## EXERCISE INPUTS:
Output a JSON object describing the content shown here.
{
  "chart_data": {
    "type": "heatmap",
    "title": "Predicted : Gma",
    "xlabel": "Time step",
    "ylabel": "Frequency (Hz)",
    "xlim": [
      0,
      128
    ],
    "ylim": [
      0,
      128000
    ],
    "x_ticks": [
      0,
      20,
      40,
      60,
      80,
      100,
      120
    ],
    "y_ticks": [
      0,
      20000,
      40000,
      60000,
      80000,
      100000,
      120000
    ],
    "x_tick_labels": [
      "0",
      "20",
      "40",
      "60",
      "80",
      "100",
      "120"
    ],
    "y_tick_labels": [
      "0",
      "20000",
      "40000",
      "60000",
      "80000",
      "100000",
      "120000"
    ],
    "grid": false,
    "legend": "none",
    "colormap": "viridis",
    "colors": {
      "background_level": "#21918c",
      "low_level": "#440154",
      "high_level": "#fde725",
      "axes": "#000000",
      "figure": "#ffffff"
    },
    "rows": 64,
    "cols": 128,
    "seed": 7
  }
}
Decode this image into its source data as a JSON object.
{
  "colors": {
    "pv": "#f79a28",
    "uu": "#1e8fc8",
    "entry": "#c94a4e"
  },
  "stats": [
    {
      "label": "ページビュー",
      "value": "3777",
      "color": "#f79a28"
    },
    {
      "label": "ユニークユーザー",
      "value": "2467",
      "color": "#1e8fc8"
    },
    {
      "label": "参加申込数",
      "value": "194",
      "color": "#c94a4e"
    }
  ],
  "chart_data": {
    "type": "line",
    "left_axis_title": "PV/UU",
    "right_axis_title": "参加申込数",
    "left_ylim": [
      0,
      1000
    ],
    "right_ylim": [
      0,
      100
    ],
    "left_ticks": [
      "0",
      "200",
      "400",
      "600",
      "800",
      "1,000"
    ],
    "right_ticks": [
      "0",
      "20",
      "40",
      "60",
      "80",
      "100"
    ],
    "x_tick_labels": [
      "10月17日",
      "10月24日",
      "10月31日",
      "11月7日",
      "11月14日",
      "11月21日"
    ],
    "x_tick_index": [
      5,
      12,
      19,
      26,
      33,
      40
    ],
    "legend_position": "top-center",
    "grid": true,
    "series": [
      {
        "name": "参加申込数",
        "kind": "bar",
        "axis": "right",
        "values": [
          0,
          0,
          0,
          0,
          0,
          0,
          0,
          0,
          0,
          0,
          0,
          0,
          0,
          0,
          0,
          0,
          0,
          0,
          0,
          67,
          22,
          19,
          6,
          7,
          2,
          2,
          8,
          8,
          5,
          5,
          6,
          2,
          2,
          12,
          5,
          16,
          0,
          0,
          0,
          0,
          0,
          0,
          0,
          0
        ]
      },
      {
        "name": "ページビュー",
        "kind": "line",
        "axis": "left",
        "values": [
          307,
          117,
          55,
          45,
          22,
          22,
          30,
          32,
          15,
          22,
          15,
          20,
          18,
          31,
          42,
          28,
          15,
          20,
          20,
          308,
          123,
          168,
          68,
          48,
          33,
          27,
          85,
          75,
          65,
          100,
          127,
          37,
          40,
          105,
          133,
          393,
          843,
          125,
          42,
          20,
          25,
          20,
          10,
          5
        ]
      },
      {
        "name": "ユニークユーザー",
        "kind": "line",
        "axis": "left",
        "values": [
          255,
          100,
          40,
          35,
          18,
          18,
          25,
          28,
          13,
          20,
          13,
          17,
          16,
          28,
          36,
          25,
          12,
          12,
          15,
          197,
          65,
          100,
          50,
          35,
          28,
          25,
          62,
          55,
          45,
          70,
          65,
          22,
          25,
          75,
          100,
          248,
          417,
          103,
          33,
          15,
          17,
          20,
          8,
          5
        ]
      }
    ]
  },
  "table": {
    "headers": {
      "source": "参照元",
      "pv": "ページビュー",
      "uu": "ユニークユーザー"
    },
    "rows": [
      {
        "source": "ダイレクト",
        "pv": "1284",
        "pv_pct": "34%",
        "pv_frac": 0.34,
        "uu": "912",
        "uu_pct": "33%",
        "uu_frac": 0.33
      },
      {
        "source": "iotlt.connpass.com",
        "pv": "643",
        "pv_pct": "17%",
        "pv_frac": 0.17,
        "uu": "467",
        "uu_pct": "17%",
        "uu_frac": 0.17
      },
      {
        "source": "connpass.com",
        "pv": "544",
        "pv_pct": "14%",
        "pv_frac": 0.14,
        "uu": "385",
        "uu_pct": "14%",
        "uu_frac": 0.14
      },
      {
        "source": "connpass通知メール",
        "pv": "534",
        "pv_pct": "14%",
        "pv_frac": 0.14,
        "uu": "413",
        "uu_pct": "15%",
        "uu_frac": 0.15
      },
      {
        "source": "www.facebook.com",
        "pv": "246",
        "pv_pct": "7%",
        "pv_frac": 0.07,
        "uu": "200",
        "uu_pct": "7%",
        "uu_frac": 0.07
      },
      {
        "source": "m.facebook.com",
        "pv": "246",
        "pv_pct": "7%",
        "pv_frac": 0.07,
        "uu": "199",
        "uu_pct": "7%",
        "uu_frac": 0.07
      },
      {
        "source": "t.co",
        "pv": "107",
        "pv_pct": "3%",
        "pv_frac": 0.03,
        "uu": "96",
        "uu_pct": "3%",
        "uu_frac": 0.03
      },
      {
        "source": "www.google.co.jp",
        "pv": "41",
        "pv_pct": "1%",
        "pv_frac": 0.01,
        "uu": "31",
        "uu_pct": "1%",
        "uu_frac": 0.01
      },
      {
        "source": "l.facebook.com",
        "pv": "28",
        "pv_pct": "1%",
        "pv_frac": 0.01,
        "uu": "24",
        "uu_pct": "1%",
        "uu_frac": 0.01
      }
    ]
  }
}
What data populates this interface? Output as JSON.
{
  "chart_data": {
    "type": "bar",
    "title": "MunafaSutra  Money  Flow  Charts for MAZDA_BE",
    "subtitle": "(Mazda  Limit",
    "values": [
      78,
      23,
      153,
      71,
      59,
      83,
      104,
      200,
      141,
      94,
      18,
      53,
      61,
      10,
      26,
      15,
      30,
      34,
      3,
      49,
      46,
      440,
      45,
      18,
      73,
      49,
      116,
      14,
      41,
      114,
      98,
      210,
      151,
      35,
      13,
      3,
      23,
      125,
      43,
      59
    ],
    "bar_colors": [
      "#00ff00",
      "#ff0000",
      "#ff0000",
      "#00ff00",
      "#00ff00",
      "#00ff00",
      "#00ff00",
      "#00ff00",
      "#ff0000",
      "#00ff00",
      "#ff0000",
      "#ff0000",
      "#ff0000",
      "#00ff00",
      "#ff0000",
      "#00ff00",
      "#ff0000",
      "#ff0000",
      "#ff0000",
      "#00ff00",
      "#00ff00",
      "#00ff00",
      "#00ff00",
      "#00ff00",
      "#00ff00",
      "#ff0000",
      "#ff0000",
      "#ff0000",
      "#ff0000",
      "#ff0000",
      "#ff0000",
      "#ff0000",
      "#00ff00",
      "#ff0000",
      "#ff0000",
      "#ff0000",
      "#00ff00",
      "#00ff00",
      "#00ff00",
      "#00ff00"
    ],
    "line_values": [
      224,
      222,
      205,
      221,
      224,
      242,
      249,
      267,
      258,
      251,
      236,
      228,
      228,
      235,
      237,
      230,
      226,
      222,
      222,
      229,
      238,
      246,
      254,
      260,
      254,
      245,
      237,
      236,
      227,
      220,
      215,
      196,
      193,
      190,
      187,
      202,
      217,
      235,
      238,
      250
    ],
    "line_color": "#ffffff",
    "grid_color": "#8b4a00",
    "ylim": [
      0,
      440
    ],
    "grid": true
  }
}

## WHAT TO DO:
Reproduce all the records precisely.

## RESULT BELOW:
Output a JSON object describing the content shown here.
{
  "chart_data": {
    "type": "heatmap",
    "title": "Predicted : Gma",
    "xlabel": "Time step",
    "ylabel": "Frequency (Hz)",
    "xlim": [
      0,
      128
    ],
    "ylim": [
      0,
      128000
    ],
    "x_ticks": [
      0,
      20,
      40,
      60,
      80,
      100,
      120
    ],
    "y_ticks": [
      0,
      20000,
      40000,
      60000,
      80000,
      100000,
      120000
    ],
    "x_tick_labels": [
      "0",
      "20",
      "40",
      "60",
      "80",
      "100",
      "120"
    ],
    "y_tick_labels": [
      "0",
      "20000",
      "40000",
      "60000",
      "80000",
      "100000",
      "120000"
    ],
    "grid": false,
    "legend": "none",
    "colormap": "viridis",
    "colors": {
      "background_level": "#21918c",
      "low_level": "#440154",
      "high_level": "#fde725",
      "axes": "#000000",
      "figure": "#ffffff"
    },
    "rows": 64,
    "cols": 128,
    "seed": 7
  }
}
Decode this image into its source data as a JSON object.
{
  "colors": {
    "pv": "#f79a28",
    "uu": "#1e8fc8",
    "entry": "#c94a4e"
  },
  "stats": [
    {
      "label": "ページビュー",
      "value": "3777",
      "color": "#f79a28"
    },
    {
      "label": "ユニークユーザー",
      "value": "2467",
      "color": "#1e8fc8"
    },
    {
      "label": "参加申込数",
      "value": "194",
      "color": "#c94a4e"
    }
  ],
  "chart_data": {
    "type": "line",
    "left_axis_title": "PV/UU",
    "right_axis_title": "参加申込数",
    "left_ylim": [
      0,
      1000
    ],
    "right_ylim": [
      0,
      100
    ],
    "left_ticks": [
      "0",
      "200",
      "400",
      "600",
      "800",
      "1,000"
    ],
    "right_ticks": [
      "0",
      "20",
      "40",
      "60",
      "80",
      "100"
    ],
    "x_tick_labels": [
      "10月17日",
      "10月24日",
      "10月31日",
      "11月7日",
      "11月14日",
      "11月21日"
    ],
    "x_tick_index": [
      5,
      12,
      19,
      26,
      33,
      40
    ],
    "legend_position": "top-center",
    "grid": true,
    "series": [
      {
        "name": "参加申込数",
        "kind": "bar",
        "axis": "right",
        "values": [
          0,
          0,
          0,
          0,
          0,
          0,
          0,
          0,
          0,
          0,
          0,
          0,
          0,
          0,
          0,
          0,
          0,
          0,
          0,
          67,
          22,
          19,
          6,
          7,
          2,
          2,
          8,
          8,
          5,
          5,
          6,
          2,
          2,
          12,
          5,
          16,
          0,
          0,
          0,
          0,
          0,
          0,
          0,
          0
        ]
      },
      {
        "name": "ページビュー",
        "kind": "line",
        "axis": "left",
        "values": [
          307,
          117,
          55,
          45,
          22,
          22,
          30,
          32,
          15,
          22,
          15,
          20,
          18,
          31,
          42,
          28,
          15,
          20,
          20,
          308,
          123,
          168,
          68,
          48,
          33,
          27,
          85,
          75,
          65,
          100,
          127,
          37,
          40,
          105,
          133,
          393,
          843,
          125,
          42,
          20,
          25,
          20,
          10,
          5
        ]
      },
      {
        "name": "ユニークユーザー",
        "kind": "line",
        "axis": "left",
        "values": [
          255,
          100,
          40,
          35,
          18,
          18,
          25,
          28,
          13,
          20,
          13,
          17,
          16,
          28,
          36,
          25,
          12,
          12,
          15,
          197,
          65,
          100,
          50,
          35,
          28,
          25,
          62,
          55,
          45,
          70,
          65,
          22,
          25,
          75,
          100,
          248,
          417,
          103,
          33,
          15,
          17,
          20,
          8,
          5
        ]
      }
    ]
  },
  "table": {
    "headers": {
      "source": "参照元",
      "pv": "ページビュー",
      "uu": "ユニークユーザー"
    },
    "rows": [
      {
        "source": "ダイレクト",
        "pv": "1284",
        "pv_pct": "34%",
        "pv_frac": 0.34,
        "uu": "912",
        "uu_pct": "33%",
        "uu_frac": 0.33
      },
      {
        "source": "iotlt.connpass.com",
        "pv": "643",
        "pv_pct": "17%",
        "pv_frac": 0.17,
        "uu": "467",
        "uu_pct": "17%",
        "uu_frac": 0.17
      },
      {
        "source": "connpass.com",
        "pv": "544",
        "pv_pct": "14%",
        "pv_frac": 0.14,
        "uu": "385",
        "uu_pct": "14%",
        "uu_frac": 0.14
      },
      {
        "source": "connpass通知メール",
        "pv": "534",
        "pv_pct": "14%",
        "pv_frac": 0.14,
        "uu": "413",
        "uu_pct": "15%",
        "uu_frac": 0.15
      },
      {
        "source": "www.facebook.com",
        "pv": "246",
        "pv_pct": "7%",
        "pv_frac": 0.07,
        "uu": "200",
        "uu_pct": "7%",
        "uu_frac": 0.07
      },
      {
        "source": "m.facebook.com",
        "pv": "246",
        "pv_pct": "7%",
        "pv_frac": 0.07,
        "uu": "199",
        "uu_pct": "7%",
        "uu_frac": 0.07
      },
      {
        "source": "t.co",
        "pv": "107",
        "pv_pct": "3%",
        "pv_frac": 0.03,
        "uu": "96",
        "uu_pct": "3%",
        "uu_frac": 0.03
      },
      {
        "source": "www.google.co.jp",
        "pv": "41",
        "pv_pct": "1%",
        "pv_frac": 0.01,
        "uu": "31",
        "uu_pct": "1%",
        "uu_frac": 0.01
      },
      {
        "source": "l.facebook.com",
        "pv": "28",
        "pv_pct": "1%",
        "pv_frac": 0.01,
        "uu": "24",
        "uu_pct": "1%",
        "uu_frac": 0.01
      }
    ]
  }
}
What data populates this interface? Output as JSON.
{
  "chart_data": {
    "type": "bar",
    "title": "MunafaSutra  Money  Flow  Charts for MAZDA_BE",
    "subtitle": "(Mazda  Limit",
    "values": [
      78,
      23,
      153,
      71,
      59,
      83,
      104,
      200,
      141,
      94,
      18,
      53,
      61,
      10,
      26,
      15,
      30,
      34,
      3,
      49,
      46,
      440,
      45,
      18,
      73,
      49,
      116,
      14,
      41,
      114,
      98,
      210,
      151,
      35,
      13,
      3,
      23,
      125,
      43,
      59
    ],
    "bar_colors": [
      "#00ff00",
      "#ff0000",
      "#ff0000",
      "#00ff00",
      "#00ff00",
      "#00ff00",
      "#00ff00",
      "#00ff00",
      "#ff0000",
      "#00ff00",
      "#ff0000",
      "#ff0000",
      "#ff0000",
      "#00ff00",
      "#ff0000",
      "#00ff00",
      "#ff0000",
      "#ff0000",
      "#ff0000",
      "#00ff00",
      "#00ff00",
      "#00ff00",
      "#00ff00",
      "#00ff00",
      "#00ff00",
      "#ff0000",
      "#ff0000",
      "#ff0000",
      "#ff0000",
      "#ff0000",
      "#ff0000",
      "#ff0000",
      "#00ff00",
      "#ff0000",
      "#ff0000",
      "#ff0000",
      "#00ff00",
      "#00ff00",
      "#00ff00",
      "#00ff00"
    ],
    "line_values": [
      224,
      222,
      205,
      221,
      224,
      242,
      249,
      267,
      258,
      251,
      236,
      228,
      228,
      235,
      237,
      230,
      226,
      222,
      222,
      229,
      238,
      246,
      254,
      260,
      254,
      245,
      237,
      236,
      227,
      220,
      215,
      196,
      193,
      190,
      187,
      202,
      217,
      235,
      238,
      250
    ],
    "line_color": "#ffffff",
    "grid_color": "#8b4a00",
    "ylim": [
      0,
      440
    ],
    "grid": true
  }
}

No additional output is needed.